■ Job: Find and copy each line of the records where the string "Netherlands" shows up.

■ Listed records:

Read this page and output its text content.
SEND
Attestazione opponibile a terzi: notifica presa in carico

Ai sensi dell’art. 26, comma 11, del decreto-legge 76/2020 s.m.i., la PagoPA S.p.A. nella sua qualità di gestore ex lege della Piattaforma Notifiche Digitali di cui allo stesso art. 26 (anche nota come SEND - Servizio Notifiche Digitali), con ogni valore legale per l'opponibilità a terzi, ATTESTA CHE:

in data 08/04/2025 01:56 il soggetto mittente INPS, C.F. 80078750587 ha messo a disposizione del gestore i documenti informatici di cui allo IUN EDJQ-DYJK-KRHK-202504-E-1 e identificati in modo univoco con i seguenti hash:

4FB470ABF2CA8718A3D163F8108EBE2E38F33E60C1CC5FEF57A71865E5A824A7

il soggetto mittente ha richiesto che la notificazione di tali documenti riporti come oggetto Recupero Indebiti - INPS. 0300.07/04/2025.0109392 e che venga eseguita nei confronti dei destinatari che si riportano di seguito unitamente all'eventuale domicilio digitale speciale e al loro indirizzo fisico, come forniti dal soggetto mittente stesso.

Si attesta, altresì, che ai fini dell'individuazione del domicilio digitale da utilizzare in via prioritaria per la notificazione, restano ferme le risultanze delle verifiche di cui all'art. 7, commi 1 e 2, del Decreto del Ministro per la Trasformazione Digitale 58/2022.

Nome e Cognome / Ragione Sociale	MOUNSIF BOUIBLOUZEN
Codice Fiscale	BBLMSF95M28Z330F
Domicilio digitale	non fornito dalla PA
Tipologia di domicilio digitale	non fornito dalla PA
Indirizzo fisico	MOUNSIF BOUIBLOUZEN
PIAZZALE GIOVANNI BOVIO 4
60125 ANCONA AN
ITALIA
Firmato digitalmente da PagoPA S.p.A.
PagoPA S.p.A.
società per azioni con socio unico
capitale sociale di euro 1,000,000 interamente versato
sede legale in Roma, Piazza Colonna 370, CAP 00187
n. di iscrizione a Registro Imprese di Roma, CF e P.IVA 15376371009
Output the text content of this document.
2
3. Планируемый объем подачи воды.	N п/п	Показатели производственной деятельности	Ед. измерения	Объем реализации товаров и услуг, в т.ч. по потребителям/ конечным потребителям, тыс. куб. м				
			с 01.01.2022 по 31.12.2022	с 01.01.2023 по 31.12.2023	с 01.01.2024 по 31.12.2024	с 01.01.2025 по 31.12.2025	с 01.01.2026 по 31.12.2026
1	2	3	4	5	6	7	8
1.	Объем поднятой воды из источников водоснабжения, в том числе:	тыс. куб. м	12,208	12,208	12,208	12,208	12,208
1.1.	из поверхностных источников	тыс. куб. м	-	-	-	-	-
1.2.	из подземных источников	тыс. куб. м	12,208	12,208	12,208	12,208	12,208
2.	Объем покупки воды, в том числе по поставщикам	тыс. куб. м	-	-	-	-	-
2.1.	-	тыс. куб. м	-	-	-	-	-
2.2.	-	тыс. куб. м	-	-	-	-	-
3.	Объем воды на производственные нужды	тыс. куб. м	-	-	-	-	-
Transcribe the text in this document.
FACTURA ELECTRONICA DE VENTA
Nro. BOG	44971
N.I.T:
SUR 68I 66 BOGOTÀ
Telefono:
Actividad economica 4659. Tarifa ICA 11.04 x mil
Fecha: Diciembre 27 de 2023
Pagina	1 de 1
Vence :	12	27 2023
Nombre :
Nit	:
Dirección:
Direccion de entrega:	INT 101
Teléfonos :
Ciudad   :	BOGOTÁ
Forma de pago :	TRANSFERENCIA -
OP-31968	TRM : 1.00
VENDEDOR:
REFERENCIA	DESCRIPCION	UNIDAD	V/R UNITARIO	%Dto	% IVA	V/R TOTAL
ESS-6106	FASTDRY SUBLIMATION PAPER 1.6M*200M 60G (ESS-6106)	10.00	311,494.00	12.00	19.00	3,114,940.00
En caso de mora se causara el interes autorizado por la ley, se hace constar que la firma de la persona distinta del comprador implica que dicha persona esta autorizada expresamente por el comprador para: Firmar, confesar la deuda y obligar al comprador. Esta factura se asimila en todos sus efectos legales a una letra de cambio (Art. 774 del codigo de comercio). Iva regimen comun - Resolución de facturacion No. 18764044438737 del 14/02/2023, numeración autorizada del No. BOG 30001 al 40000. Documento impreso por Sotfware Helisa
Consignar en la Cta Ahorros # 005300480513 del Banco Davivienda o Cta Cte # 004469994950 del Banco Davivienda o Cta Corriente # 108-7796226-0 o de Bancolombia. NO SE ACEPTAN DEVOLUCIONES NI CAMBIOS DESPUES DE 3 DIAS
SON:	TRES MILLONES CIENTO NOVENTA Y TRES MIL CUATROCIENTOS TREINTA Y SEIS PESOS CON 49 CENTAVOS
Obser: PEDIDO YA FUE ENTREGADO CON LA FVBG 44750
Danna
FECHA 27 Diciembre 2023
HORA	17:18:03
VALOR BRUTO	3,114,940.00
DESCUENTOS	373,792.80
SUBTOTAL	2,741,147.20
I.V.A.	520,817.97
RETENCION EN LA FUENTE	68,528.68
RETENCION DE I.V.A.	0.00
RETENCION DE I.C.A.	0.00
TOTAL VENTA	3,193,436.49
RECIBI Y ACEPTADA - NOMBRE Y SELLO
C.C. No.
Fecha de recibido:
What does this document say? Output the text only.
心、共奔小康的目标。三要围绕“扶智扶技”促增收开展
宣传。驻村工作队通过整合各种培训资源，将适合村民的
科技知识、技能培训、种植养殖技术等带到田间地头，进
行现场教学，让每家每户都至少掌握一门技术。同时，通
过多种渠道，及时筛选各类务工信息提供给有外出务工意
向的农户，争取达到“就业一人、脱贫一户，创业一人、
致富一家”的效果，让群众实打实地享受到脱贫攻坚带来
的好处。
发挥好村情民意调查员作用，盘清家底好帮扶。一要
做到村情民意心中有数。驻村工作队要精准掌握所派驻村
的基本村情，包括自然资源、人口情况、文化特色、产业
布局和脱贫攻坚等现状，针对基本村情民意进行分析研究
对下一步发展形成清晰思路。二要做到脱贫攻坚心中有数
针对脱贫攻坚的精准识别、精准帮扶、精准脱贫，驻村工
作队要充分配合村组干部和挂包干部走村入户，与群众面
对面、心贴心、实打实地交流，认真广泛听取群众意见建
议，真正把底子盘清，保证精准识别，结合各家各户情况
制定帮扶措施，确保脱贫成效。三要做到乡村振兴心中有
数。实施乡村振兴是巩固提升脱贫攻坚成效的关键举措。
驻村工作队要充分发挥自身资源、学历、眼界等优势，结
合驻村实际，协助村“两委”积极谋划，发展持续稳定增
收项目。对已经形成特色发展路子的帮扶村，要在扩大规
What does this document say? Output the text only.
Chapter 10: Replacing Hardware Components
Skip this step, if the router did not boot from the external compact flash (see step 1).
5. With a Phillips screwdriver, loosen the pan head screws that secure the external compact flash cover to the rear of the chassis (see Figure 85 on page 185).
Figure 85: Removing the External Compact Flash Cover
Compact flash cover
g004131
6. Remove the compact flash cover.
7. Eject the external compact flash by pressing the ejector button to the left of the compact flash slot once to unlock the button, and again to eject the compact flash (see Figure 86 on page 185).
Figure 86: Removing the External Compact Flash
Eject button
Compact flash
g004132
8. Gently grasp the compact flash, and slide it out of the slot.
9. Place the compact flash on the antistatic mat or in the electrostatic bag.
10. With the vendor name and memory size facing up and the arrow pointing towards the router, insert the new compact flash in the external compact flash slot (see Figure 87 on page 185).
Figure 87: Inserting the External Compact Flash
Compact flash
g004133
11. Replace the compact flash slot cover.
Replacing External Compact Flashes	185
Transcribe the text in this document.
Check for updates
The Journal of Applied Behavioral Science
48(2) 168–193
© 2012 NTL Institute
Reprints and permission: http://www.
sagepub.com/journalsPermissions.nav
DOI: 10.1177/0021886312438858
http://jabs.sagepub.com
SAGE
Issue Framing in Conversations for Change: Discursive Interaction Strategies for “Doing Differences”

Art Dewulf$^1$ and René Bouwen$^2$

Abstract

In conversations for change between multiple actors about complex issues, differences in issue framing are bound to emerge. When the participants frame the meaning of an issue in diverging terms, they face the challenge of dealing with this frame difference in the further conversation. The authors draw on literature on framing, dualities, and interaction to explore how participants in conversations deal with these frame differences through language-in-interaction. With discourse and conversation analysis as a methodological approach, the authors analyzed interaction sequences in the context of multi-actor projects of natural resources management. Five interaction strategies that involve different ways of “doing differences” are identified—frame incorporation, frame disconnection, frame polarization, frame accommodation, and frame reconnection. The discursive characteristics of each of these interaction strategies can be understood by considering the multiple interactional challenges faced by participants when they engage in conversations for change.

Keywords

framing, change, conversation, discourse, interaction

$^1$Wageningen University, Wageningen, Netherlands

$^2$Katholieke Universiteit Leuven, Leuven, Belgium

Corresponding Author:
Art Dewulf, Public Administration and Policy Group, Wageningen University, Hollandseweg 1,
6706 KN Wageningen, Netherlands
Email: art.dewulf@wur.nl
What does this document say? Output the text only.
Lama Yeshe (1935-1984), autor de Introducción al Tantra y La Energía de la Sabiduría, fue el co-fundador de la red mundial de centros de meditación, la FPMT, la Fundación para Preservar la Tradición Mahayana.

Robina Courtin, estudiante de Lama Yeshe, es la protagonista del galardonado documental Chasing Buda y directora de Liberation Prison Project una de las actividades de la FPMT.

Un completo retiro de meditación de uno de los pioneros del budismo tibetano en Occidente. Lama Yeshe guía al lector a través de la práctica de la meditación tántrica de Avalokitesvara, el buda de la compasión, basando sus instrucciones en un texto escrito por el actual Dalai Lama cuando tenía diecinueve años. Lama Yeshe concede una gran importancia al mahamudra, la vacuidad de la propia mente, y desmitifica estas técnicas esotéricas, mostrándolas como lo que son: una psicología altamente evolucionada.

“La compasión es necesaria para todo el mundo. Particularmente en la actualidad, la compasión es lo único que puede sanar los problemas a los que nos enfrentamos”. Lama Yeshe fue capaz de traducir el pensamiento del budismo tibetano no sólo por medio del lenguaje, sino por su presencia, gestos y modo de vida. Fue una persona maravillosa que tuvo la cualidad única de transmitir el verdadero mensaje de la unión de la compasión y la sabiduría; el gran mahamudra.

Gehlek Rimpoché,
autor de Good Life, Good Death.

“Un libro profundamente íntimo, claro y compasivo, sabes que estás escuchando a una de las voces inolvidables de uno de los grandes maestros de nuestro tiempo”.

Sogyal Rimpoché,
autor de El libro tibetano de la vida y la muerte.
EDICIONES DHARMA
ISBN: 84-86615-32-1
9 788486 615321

■ Complete response:
$^1$Wageningen University, Wageningen, Netherlands
6706 KN Wageningen, Netherlands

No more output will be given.